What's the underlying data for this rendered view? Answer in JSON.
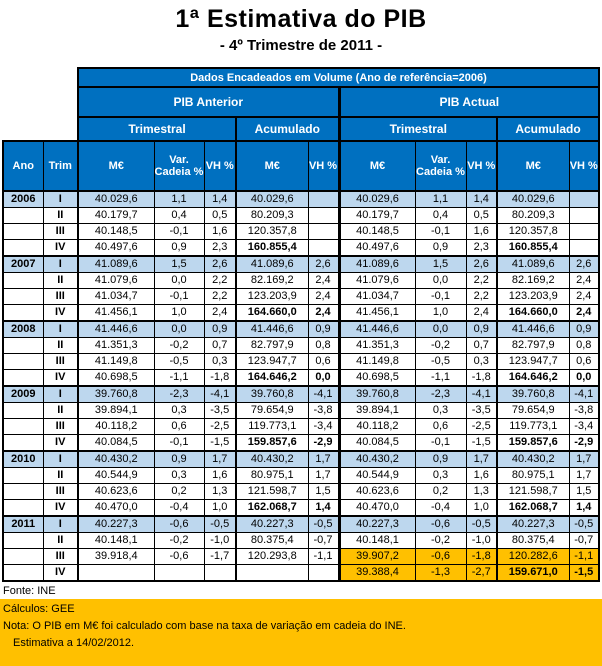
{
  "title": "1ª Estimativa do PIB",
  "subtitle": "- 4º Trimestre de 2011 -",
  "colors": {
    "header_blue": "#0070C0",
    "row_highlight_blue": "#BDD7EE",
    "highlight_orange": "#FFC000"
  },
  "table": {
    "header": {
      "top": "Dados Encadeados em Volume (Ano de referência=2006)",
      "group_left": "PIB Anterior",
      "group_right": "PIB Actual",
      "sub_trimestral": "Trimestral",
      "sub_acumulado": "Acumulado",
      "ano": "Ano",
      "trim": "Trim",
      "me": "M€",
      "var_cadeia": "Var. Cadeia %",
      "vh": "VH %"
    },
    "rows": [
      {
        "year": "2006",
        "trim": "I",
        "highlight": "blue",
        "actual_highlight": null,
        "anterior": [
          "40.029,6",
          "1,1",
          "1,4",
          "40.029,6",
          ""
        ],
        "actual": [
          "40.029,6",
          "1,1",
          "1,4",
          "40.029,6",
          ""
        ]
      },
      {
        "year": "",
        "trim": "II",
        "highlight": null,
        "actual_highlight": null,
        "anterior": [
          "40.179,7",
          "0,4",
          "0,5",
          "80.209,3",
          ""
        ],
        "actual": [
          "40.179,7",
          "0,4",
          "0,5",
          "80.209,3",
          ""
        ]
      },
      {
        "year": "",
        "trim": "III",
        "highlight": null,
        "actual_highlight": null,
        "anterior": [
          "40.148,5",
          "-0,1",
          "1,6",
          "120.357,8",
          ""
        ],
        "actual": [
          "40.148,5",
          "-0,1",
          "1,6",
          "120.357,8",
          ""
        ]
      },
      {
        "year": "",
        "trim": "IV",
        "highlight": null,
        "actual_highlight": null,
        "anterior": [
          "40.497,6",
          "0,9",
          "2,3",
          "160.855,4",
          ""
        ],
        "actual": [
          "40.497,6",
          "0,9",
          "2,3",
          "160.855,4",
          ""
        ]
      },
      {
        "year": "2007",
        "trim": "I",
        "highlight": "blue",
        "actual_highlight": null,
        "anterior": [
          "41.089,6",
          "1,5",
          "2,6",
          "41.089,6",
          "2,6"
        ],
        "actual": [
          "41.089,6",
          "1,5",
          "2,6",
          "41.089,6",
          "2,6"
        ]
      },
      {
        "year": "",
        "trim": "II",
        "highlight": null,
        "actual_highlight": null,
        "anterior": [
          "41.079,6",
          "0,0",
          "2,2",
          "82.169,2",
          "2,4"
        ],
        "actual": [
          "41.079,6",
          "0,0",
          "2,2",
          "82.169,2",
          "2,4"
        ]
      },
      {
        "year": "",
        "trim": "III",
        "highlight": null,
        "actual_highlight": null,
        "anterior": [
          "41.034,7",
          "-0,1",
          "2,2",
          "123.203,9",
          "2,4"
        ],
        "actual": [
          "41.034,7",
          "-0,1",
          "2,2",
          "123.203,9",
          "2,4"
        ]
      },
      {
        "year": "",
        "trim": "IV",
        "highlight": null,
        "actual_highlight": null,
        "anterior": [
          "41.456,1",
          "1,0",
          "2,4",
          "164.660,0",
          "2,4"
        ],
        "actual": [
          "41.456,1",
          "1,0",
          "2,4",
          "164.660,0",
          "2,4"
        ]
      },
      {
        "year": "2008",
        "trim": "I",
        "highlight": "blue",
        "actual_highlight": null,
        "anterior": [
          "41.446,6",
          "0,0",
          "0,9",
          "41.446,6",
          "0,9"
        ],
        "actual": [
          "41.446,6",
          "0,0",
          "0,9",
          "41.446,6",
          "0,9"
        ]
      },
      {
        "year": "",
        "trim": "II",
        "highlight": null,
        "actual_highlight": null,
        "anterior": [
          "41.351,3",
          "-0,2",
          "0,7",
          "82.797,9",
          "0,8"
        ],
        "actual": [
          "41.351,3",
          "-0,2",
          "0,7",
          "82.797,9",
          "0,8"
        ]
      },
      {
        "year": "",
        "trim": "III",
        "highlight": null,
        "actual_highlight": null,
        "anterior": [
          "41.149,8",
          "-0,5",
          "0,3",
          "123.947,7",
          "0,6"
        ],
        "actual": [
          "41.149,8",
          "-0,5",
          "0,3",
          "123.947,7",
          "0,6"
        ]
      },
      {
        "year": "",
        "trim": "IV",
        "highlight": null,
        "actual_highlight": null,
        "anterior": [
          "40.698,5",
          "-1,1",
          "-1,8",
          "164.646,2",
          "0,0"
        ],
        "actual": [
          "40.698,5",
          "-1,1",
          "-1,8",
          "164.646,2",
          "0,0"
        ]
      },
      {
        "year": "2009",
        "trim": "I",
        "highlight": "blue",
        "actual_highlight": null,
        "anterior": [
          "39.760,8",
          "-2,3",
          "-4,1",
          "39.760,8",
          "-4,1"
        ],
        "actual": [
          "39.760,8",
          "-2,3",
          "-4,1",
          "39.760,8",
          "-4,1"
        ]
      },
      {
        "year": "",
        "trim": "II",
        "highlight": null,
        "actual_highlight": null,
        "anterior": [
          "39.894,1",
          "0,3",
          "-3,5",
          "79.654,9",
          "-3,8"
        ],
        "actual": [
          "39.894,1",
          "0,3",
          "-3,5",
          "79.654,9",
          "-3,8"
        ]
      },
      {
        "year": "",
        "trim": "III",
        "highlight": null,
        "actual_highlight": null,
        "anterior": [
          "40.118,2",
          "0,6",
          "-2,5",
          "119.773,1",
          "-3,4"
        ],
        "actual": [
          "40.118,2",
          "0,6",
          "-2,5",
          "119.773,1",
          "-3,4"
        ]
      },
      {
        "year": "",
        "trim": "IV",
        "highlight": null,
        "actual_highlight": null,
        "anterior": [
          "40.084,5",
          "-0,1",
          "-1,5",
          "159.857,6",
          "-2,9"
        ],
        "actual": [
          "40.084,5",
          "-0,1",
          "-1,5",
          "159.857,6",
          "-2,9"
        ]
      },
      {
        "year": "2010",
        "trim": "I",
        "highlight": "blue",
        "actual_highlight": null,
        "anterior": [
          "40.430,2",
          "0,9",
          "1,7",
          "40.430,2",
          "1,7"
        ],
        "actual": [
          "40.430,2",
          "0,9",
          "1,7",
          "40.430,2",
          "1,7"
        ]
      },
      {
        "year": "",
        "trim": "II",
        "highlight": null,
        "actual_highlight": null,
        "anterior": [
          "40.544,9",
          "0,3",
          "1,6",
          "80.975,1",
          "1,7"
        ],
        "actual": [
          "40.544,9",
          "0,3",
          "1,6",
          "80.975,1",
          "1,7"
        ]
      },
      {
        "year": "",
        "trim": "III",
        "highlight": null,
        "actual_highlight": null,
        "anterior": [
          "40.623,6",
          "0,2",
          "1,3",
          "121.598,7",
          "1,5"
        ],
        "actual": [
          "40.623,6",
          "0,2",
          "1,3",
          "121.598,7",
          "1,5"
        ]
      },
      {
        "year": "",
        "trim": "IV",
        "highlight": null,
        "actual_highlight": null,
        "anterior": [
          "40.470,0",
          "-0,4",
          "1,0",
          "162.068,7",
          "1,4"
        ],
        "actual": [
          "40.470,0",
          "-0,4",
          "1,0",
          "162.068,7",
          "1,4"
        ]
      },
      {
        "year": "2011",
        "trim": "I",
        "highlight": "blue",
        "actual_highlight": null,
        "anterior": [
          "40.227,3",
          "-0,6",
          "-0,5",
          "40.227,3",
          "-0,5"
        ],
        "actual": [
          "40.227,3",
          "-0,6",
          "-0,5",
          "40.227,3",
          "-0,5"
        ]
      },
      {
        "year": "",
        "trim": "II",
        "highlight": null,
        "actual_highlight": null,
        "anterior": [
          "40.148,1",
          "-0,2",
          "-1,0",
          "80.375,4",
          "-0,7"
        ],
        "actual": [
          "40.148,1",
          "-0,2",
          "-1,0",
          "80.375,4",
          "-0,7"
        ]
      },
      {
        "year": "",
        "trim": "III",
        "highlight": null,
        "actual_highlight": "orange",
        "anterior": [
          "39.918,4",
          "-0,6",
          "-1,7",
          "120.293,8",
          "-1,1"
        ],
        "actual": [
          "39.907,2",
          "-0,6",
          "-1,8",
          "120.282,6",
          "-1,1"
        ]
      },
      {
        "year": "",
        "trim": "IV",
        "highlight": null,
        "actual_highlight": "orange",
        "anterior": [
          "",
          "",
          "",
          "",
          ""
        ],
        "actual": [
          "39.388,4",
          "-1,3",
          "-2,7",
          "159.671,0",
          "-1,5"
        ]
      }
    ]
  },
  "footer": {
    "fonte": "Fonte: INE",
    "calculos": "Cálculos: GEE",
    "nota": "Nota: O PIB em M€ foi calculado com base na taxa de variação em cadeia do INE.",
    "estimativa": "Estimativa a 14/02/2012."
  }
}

::::::

- **Stated problem**: Extract, from the material above, each line holding the word "Estimativa".

- **Exercise answer**:
  "title": "1ª Estimativa do PIB",
    "estimativa": "Estimativa a 14/02/2012."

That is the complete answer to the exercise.